> **Directions for this task**
Emit the data below verbatim, stripping out any pictures.

===== Data extract

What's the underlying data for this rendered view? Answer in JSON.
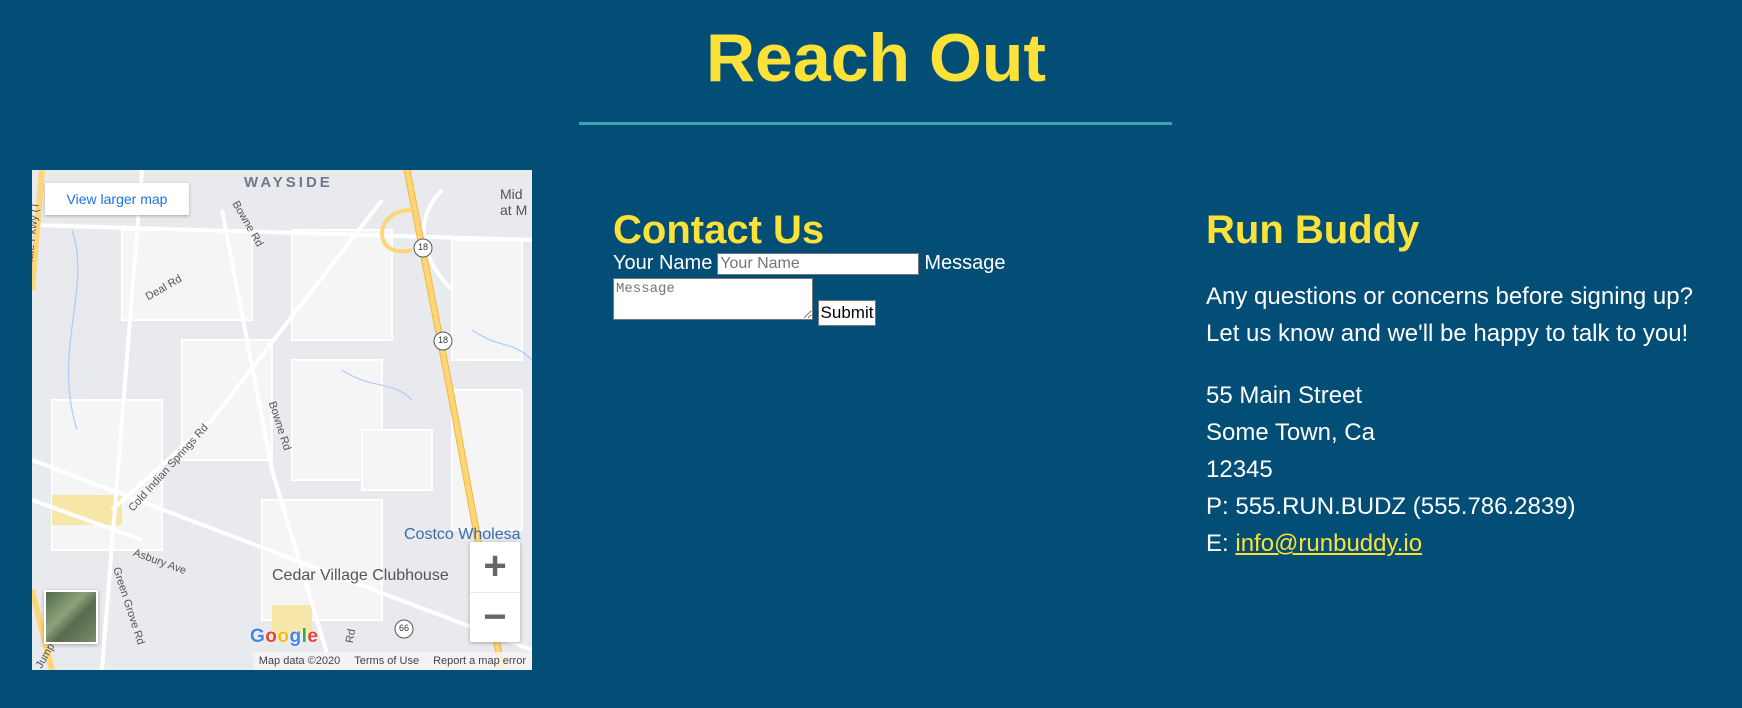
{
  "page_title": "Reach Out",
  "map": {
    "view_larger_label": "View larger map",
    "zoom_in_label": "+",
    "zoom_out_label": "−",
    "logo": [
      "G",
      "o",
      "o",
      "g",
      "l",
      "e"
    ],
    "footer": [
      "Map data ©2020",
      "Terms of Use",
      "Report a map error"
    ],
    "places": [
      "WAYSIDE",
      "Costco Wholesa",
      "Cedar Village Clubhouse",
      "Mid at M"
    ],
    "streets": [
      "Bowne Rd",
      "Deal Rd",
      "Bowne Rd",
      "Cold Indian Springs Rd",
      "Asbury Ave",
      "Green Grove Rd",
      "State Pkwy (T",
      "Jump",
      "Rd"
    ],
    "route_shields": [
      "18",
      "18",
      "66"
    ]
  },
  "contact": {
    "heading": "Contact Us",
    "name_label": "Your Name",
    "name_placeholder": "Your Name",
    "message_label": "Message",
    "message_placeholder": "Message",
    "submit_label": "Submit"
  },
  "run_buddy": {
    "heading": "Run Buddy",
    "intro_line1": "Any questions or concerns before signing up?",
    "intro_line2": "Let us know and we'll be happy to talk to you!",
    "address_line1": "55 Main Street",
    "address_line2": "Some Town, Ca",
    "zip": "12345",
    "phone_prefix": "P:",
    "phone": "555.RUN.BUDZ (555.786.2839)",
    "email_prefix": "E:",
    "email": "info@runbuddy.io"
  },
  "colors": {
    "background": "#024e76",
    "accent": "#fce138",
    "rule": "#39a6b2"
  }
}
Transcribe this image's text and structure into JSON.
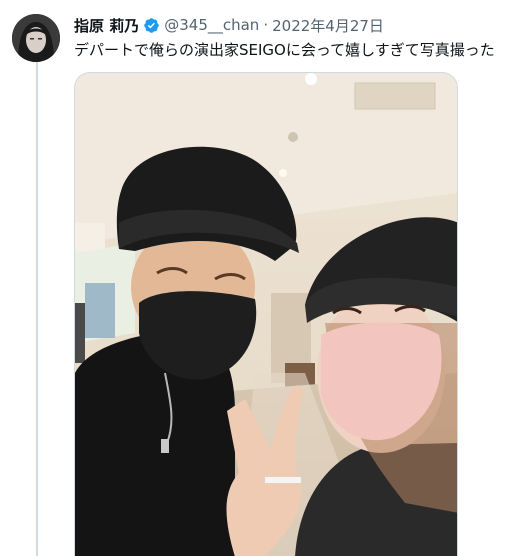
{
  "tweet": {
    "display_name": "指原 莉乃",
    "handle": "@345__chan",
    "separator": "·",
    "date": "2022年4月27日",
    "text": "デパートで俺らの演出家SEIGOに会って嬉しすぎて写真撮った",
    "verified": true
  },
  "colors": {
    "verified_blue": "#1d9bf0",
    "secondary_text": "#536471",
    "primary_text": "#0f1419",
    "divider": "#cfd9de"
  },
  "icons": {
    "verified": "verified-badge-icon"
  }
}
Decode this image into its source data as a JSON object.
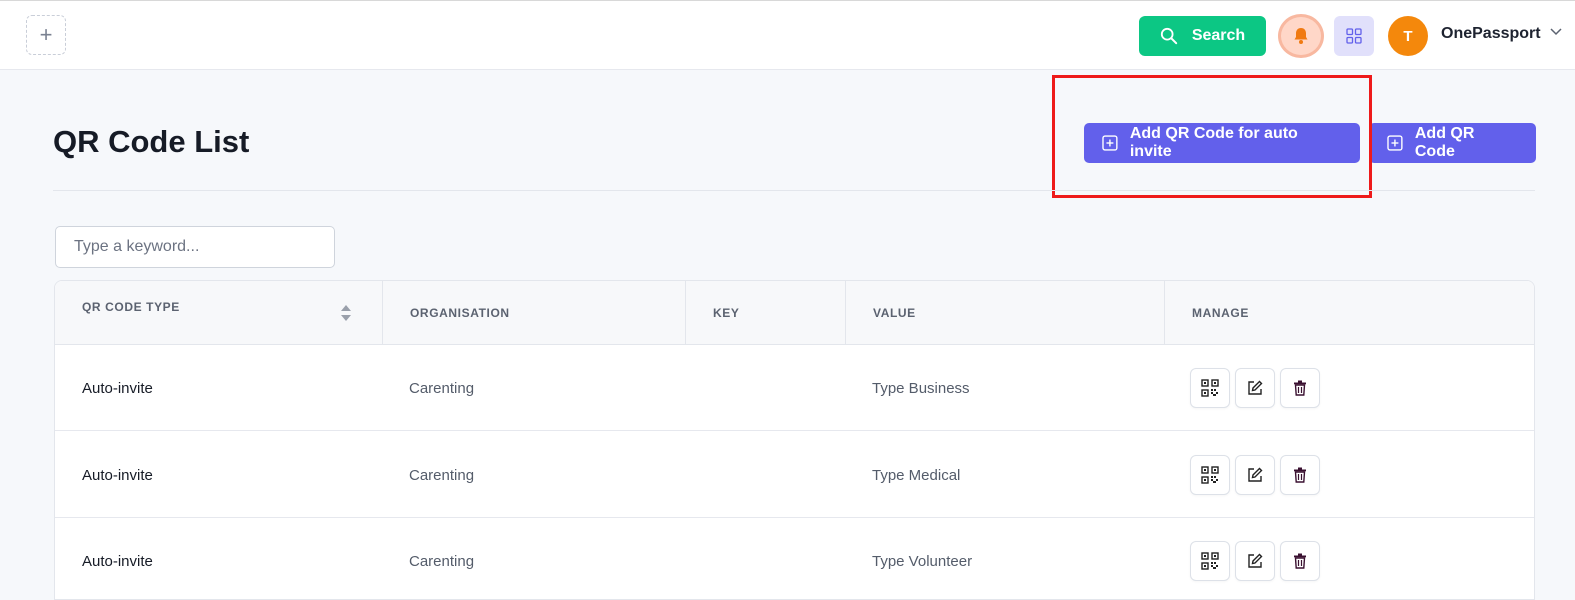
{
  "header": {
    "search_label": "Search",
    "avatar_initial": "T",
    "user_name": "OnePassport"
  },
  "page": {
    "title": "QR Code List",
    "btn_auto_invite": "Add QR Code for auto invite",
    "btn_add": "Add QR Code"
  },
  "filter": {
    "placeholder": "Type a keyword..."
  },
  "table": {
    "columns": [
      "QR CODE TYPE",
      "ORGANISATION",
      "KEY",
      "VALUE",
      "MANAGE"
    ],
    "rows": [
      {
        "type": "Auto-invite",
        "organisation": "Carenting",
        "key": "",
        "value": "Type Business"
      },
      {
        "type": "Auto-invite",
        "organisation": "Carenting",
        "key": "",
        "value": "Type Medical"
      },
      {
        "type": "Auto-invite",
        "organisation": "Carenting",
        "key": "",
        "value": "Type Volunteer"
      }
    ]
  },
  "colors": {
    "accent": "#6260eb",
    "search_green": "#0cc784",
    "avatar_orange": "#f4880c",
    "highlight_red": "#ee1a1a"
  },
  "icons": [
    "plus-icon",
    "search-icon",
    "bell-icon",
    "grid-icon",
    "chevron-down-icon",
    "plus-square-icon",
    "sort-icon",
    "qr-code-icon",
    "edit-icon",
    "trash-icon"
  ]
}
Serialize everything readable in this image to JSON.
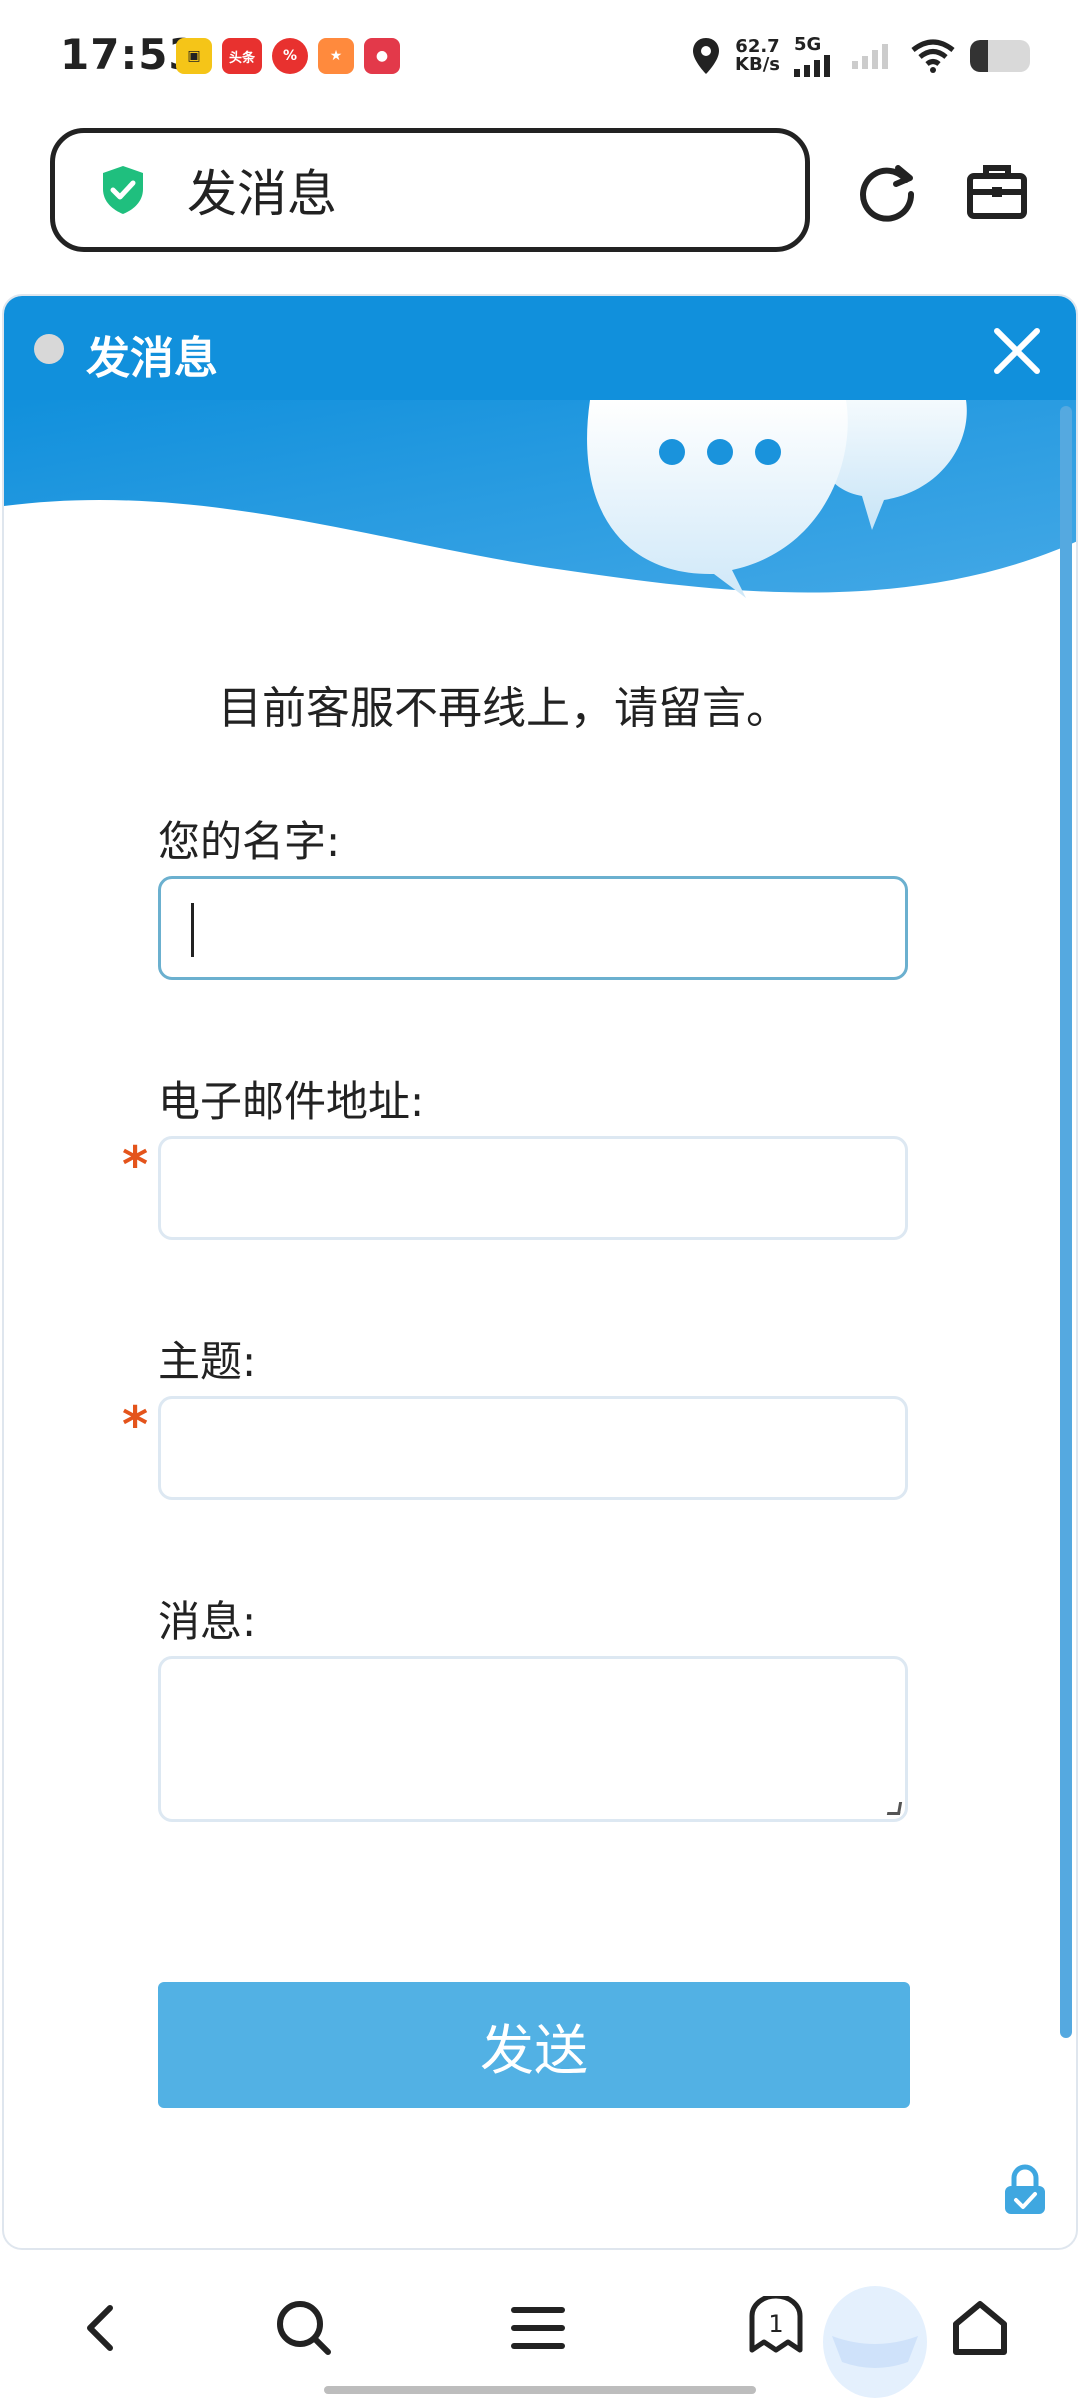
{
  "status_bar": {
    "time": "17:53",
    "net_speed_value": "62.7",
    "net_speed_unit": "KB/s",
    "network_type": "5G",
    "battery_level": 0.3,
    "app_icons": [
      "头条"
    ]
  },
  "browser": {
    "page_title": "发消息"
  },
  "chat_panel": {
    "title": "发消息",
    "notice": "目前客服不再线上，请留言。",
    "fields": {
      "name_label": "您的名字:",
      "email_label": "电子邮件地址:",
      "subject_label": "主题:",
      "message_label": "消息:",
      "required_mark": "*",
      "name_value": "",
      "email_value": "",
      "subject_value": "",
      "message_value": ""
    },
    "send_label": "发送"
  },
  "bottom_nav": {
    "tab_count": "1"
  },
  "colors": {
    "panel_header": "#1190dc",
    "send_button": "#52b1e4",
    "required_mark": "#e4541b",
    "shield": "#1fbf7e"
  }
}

==========

> **The reply**
What's the underlying data for this rendered view? Answer in JSON.
{
  "page_title": "Reach Out",
  "map": {
    "view_larger_label": "View larger map",
    "zoom_in_label": "+",
    "zoom_out_label": "−",
    "logo": [
      "G",
      "o",
      "o",
      "g",
      "l",
      "e"
    ],
    "footer": [
      "Map data ©2020",
      "Terms of Use",
      "Report a map error"
    ],
    "places": [
      "WAYSIDE",
      "Costco Wholesa",
      "Cedar Village Clubhouse",
      "Mid at M"
    ],
    "streets": [
      "Bowne Rd",
      "Deal Rd",
      "Bowne Rd",
      "Cold Indian Springs Rd",
      "Asbury Ave",
      "Green Grove Rd",
      "State Pkwy (T",
      "Jump",
      "Rd"
    ],
    "route_shields": [
      "18",
      "18",
      "66"
    ]
  },
  "contact": {
    "heading": "Contact Us",
    "name_label": "Your Name",
    "name_placeholder": "Your Name",
    "message_label": "Message",
    "message_placeholder": "Message",
    "submit_label": "Submit"
  },
  "run_buddy": {
    "heading": "Run Buddy",
    "intro_line1": "Any questions or concerns before signing up?",
    "intro_line2": "Let us know and we'll be happy to talk to you!",
    "address_line1": "55 Main Street",
    "address_line2": "Some Town, Ca",
    "zip": "12345",
    "phone_prefix": "P:",
    "phone": "555.RUN.BUDZ (555.786.2839)",
    "email_prefix": "E:",
    "email": "info@runbuddy.io"
  },
  "colors": {
    "background": "#024e76",
    "accent": "#fce138",
    "rule": "#39a6b2"
  }
}
Transcribe this image's text and structure into JSON.
{
  "tweet": {
    "display_name": "指原 莉乃",
    "handle": "@345__chan",
    "separator": "·",
    "date": "2022年4月27日",
    "text": "デパートで俺らの演出家SEIGOに会って嬉しすぎて写真撮った",
    "verified": true
  },
  "colors": {
    "verified_blue": "#1d9bf0",
    "secondary_text": "#536471",
    "primary_text": "#0f1419",
    "divider": "#cfd9de"
  },
  "icons": {
    "verified": "verified-badge-icon"
  }
}
Decode this image into its source data as a JSON object.
{
  "header": {
    "search_label": "Search",
    "avatar_initial": "T",
    "user_name": "OnePassport"
  },
  "page": {
    "title": "QR Code List",
    "btn_auto_invite": "Add QR Code for auto invite",
    "btn_add": "Add QR Code"
  },
  "filter": {
    "placeholder": "Type a keyword..."
  },
  "table": {
    "columns": [
      "QR CODE TYPE",
      "ORGANISATION",
      "KEY",
      "VALUE",
      "MANAGE"
    ],
    "rows": [
      {
        "type": "Auto-invite",
        "organisation": "Carenting",
        "key": "",
        "value": "Type Business"
      },
      {
        "type": "Auto-invite",
        "organisation": "Carenting",
        "key": "",
        "value": "Type Medical"
      },
      {
        "type": "Auto-invite",
        "organisation": "Carenting",
        "key": "",
        "value": "Type Volunteer"
      }
    ]
  },
  "colors": {
    "accent": "#6260eb",
    "search_green": "#0cc784",
    "avatar_orange": "#f4880c",
    "highlight_red": "#ee1a1a"
  },
  "icons": [
    "plus-icon",
    "search-icon",
    "bell-icon",
    "grid-icon",
    "chevron-down-icon",
    "plus-square-icon",
    "sort-icon",
    "qr-code-icon",
    "edit-icon",
    "trash-icon"
  ]
}
Serialize everything readable in this image to JSON.
{
  "status_bar": {
    "time": "17:53",
    "net_speed_value": "62.7",
    "net_speed_unit": "KB/s",
    "network_type": "5G",
    "battery_level": 0.3,
    "app_icons": [
      "头条"
    ]
  },
  "browser": {
    "page_title": "发消息"
  },
  "chat_panel": {
    "title": "发消息",
    "notice": "目前客服不再线上，请留言。",
    "fields": {
      "name_label": "您的名字:",
      "email_label": "电子邮件地址:",
      "subject_label": "主题:",
      "message_label": "消息:",
      "required_mark": "*",
      "name_value": "",
      "email_value": "",
      "subject_value": "",
      "message_value": ""
    },
    "send_label": "发送"
  },
  "bottom_nav": {
    "tab_count": "1"
  },
  "colors": {
    "panel_header": "#1190dc",
    "send_button": "#52b1e4",
    "required_mark": "#e4541b",
    "shield": "#1fbf7e"
  }
}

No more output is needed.